- _To do_:
In the material below, list every line carrying the string "siècle".

Start of Dataset entries

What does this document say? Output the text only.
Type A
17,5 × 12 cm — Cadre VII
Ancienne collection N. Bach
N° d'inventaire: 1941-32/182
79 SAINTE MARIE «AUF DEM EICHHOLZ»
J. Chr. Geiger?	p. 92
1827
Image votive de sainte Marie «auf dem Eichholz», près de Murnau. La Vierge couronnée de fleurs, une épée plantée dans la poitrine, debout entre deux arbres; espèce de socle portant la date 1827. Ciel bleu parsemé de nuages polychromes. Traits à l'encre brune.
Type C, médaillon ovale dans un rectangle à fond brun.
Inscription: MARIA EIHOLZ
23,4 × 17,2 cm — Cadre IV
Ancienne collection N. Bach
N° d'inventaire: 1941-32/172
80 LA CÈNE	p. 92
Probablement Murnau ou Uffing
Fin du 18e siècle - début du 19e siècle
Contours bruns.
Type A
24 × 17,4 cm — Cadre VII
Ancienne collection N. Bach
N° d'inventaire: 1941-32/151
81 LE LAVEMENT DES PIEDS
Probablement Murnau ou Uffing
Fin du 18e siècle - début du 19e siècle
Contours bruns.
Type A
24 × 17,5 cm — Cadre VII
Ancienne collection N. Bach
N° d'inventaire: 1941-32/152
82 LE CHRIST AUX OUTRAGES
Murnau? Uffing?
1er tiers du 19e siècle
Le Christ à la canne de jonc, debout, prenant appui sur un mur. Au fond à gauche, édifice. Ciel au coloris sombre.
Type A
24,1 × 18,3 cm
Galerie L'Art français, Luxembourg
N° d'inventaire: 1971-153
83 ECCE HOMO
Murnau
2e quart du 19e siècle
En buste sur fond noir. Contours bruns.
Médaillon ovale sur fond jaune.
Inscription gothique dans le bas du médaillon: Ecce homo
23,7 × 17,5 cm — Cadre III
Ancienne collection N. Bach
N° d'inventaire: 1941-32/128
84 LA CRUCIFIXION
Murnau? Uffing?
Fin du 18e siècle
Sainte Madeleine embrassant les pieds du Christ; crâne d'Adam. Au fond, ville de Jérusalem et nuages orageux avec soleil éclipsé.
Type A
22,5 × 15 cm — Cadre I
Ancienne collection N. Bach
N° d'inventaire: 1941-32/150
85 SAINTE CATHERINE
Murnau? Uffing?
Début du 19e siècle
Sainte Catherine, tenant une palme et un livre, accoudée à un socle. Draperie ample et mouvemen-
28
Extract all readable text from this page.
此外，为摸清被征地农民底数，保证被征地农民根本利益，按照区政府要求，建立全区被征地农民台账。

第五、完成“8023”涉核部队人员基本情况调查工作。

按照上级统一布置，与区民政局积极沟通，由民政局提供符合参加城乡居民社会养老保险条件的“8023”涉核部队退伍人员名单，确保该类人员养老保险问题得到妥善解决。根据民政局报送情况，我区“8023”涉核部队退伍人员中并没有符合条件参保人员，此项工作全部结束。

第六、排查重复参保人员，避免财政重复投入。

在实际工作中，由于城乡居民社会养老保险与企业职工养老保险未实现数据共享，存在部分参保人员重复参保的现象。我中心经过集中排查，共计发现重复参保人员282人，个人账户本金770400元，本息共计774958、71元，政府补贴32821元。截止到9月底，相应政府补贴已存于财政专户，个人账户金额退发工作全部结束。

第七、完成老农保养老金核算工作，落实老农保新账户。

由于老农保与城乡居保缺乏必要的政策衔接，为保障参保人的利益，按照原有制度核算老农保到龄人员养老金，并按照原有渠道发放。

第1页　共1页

End of Dataset entries

- _Written solution_:
Fin du 18e siècle - début du 19e siècle
Fin du 18e siècle - début du 19e siècle
1er tiers du 19e siècle
2e quart du 19e siècle
Fin du 18e siècle
Début du 19e siècle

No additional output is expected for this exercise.